■ Dataset rows
------------

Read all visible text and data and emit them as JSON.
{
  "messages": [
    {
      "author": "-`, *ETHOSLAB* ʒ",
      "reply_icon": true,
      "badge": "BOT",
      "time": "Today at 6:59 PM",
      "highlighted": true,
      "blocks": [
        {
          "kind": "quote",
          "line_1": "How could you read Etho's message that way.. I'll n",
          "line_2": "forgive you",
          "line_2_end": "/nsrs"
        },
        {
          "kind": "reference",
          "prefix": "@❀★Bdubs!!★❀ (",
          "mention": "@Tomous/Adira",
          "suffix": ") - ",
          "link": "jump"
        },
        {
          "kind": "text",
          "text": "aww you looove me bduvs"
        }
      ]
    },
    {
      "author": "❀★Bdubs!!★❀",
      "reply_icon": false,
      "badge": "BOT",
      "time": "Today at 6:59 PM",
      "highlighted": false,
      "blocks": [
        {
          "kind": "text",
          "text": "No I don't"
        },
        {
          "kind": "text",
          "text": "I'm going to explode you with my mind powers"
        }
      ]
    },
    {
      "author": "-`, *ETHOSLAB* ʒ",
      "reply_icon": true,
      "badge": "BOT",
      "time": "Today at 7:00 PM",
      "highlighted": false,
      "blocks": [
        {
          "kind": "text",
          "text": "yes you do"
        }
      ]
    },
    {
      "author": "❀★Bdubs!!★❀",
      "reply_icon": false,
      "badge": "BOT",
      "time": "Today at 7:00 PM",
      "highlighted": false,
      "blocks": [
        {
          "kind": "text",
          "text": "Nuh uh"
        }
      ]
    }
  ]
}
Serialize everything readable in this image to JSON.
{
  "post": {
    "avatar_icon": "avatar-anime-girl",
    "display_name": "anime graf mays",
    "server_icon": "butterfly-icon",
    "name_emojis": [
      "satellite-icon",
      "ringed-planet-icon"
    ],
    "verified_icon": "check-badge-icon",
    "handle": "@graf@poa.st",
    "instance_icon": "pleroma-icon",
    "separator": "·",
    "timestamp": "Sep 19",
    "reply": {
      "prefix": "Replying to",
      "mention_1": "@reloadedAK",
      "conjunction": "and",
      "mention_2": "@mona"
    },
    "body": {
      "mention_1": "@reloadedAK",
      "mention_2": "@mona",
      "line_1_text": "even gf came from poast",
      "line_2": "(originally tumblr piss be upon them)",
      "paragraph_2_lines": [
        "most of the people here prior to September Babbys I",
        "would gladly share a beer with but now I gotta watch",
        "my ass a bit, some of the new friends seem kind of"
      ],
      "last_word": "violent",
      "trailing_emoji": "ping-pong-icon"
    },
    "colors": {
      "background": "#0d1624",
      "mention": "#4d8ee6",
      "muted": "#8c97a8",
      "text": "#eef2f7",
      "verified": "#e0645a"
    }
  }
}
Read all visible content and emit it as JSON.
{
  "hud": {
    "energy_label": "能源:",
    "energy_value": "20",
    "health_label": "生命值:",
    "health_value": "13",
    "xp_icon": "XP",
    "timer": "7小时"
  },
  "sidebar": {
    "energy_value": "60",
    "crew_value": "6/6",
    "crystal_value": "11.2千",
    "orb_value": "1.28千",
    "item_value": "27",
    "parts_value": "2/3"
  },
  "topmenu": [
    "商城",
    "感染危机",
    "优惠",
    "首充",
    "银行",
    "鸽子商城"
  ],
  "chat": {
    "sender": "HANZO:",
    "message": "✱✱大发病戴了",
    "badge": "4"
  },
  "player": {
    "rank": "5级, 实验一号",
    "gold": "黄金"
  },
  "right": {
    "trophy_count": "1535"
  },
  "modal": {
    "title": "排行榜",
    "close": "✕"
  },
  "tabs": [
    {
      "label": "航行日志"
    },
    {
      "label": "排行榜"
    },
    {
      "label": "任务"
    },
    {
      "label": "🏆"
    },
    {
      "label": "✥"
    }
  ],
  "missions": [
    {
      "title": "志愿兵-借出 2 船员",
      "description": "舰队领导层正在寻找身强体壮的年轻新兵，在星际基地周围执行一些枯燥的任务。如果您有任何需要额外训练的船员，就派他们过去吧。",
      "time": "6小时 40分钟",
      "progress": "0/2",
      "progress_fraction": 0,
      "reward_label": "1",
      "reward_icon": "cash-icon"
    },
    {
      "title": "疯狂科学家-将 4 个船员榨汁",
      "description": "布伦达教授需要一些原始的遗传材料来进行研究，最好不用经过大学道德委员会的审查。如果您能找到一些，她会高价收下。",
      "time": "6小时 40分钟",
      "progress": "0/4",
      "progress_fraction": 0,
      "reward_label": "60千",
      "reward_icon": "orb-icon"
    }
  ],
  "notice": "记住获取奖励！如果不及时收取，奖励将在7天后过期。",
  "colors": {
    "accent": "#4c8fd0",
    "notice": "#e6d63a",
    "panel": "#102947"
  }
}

------------

■ Instructions to follow
Above are several records. Count the lines among them that contain "notice" and give only the total.

■ Worked solution
2